Give only the count of lines containing "marker".

***** Data to use

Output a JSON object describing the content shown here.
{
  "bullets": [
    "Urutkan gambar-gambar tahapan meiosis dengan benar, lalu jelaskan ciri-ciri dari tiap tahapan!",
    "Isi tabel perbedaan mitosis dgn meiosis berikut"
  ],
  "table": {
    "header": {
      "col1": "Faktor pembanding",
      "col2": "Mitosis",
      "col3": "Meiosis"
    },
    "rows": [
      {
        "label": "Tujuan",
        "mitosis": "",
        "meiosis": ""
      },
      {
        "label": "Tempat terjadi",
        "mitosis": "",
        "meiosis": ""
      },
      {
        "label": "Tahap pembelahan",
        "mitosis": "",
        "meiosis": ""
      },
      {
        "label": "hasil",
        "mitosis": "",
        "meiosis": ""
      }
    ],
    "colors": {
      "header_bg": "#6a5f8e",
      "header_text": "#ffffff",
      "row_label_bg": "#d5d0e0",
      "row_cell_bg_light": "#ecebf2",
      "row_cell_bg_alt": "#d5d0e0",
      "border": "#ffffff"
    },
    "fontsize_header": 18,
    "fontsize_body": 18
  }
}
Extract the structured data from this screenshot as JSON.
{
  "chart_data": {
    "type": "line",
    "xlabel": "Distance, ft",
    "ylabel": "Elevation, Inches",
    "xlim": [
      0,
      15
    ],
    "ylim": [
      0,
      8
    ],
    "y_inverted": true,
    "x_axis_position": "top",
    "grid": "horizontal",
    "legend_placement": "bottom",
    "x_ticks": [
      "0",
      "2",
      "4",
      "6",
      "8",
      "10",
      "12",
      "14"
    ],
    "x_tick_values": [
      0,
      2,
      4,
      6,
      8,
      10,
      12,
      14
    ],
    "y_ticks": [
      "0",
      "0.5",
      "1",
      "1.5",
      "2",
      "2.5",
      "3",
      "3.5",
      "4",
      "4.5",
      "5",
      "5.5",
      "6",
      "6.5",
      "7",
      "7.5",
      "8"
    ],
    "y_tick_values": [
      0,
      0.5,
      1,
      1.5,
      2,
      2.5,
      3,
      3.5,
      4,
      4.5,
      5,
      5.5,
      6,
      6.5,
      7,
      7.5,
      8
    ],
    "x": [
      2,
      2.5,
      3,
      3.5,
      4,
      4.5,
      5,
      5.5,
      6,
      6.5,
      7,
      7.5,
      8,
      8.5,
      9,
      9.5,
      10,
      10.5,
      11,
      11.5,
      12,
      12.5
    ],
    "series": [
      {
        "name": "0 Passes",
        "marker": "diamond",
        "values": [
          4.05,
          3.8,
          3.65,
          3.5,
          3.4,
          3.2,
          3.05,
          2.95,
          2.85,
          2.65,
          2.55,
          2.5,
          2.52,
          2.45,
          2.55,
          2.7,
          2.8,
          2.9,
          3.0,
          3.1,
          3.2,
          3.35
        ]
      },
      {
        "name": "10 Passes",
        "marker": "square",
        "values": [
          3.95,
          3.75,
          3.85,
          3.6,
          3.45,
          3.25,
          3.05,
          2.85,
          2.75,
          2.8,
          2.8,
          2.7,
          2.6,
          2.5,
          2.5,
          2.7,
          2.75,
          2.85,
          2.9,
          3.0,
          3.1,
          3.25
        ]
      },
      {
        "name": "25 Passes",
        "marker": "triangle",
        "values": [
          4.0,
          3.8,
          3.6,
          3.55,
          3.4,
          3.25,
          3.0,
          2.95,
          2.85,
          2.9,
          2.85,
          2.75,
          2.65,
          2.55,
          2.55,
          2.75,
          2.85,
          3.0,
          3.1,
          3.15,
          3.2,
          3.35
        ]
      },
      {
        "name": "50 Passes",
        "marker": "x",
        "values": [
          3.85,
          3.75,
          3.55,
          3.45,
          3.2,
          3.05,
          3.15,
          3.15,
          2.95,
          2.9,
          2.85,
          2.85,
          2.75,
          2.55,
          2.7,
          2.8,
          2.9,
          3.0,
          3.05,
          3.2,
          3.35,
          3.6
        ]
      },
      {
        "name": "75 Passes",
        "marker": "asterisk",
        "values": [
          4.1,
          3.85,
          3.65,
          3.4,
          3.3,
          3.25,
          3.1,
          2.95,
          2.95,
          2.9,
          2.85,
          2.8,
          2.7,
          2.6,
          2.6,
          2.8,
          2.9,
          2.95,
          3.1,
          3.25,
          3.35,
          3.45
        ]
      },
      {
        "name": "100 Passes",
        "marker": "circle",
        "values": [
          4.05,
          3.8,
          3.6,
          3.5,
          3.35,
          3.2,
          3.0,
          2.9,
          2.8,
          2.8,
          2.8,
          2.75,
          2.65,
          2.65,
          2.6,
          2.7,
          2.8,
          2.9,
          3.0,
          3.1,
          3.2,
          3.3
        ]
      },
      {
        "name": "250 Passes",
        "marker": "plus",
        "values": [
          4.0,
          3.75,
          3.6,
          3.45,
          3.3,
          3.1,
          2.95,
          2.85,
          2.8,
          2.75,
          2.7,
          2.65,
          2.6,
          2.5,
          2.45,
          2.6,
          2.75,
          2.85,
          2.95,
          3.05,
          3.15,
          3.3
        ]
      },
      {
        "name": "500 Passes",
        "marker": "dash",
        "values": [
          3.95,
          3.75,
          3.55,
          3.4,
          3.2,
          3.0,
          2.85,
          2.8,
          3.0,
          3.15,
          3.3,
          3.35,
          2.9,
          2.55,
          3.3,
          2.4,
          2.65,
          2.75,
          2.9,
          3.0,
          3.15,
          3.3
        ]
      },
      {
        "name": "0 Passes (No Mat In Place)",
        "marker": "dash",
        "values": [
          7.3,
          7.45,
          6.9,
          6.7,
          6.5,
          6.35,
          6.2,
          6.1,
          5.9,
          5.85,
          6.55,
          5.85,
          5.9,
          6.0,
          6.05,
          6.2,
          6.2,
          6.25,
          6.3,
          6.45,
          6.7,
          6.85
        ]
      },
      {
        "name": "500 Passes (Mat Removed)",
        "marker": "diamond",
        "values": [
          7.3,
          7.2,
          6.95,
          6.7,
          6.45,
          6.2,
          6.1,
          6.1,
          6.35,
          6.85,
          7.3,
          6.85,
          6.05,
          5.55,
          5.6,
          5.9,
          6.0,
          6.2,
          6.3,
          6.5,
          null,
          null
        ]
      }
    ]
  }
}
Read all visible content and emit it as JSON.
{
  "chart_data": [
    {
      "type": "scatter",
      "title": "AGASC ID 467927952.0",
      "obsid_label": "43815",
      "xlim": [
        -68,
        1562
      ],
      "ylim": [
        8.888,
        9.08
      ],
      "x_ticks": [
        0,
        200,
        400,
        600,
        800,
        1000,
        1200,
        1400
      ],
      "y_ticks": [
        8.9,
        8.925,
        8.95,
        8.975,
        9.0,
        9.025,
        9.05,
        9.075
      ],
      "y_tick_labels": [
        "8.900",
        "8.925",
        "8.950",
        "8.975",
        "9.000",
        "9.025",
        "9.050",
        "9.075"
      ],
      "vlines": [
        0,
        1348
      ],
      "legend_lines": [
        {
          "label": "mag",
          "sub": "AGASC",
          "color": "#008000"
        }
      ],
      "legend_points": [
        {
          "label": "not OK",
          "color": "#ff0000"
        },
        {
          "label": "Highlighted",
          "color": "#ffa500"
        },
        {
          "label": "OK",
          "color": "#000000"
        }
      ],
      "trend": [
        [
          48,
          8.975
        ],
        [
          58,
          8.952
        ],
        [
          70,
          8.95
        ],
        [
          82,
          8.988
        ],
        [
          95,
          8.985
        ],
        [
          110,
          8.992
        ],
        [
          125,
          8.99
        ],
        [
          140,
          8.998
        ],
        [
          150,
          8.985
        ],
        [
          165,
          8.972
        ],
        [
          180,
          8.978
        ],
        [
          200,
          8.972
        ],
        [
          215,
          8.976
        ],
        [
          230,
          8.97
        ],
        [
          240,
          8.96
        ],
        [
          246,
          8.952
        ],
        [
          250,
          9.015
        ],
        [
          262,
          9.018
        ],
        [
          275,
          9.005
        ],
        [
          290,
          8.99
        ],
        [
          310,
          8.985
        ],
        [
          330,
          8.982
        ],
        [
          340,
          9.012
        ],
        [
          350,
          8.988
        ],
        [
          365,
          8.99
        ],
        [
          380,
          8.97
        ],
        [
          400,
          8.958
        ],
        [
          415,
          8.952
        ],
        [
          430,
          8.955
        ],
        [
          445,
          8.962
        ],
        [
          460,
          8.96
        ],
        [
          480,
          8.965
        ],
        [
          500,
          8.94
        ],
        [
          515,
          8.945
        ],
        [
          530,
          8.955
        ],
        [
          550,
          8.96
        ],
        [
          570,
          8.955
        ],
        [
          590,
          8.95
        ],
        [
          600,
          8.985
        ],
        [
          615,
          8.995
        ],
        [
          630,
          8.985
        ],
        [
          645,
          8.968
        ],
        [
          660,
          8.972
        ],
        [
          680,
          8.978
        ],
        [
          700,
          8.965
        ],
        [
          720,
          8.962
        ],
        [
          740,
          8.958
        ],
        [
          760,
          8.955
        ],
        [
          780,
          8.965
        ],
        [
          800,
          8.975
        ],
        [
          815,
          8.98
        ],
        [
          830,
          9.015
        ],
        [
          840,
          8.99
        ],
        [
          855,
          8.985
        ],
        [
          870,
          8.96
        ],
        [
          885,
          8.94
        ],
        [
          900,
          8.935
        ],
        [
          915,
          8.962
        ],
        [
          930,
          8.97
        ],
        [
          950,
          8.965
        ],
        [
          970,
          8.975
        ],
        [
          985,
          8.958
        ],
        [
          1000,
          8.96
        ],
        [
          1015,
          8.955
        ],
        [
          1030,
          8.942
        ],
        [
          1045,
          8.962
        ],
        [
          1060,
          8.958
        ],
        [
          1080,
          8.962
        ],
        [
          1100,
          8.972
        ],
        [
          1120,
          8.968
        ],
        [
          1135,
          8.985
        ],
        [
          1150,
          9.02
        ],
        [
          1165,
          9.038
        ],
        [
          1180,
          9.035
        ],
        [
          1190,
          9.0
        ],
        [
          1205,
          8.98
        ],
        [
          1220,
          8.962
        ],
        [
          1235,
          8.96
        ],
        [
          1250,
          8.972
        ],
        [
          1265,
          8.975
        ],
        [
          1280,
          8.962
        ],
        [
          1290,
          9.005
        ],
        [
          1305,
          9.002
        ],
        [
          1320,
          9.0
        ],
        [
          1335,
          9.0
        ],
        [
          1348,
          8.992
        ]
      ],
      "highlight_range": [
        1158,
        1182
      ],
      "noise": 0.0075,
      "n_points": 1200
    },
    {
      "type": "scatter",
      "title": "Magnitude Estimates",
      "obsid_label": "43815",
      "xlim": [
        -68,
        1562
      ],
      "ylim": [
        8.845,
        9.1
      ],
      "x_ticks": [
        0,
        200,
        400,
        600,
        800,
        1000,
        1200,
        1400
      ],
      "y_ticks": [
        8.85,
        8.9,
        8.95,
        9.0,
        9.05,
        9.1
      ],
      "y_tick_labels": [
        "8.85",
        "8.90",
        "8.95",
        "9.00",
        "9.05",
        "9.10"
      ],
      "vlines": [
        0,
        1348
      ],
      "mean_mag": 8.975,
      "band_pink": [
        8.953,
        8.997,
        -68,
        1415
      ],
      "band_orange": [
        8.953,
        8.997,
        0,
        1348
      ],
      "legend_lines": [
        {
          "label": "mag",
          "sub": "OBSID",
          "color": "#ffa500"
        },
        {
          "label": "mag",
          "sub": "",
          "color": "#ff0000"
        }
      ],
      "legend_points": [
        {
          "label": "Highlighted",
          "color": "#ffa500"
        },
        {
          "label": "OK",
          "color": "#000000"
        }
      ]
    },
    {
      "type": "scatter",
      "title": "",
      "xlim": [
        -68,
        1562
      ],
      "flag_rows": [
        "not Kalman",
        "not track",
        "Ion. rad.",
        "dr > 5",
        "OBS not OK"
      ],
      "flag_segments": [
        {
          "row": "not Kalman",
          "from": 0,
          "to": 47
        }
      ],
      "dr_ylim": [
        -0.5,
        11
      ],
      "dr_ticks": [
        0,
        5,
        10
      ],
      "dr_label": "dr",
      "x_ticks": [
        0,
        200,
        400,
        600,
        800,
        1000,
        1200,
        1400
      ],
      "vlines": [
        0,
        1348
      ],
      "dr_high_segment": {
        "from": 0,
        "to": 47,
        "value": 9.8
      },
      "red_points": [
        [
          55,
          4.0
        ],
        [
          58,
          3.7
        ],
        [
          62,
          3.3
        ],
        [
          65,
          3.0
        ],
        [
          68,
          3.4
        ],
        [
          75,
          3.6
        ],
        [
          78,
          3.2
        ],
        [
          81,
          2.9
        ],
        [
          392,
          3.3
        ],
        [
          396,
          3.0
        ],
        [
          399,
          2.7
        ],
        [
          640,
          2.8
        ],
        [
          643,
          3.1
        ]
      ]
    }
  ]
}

**********

Problem solution =>
10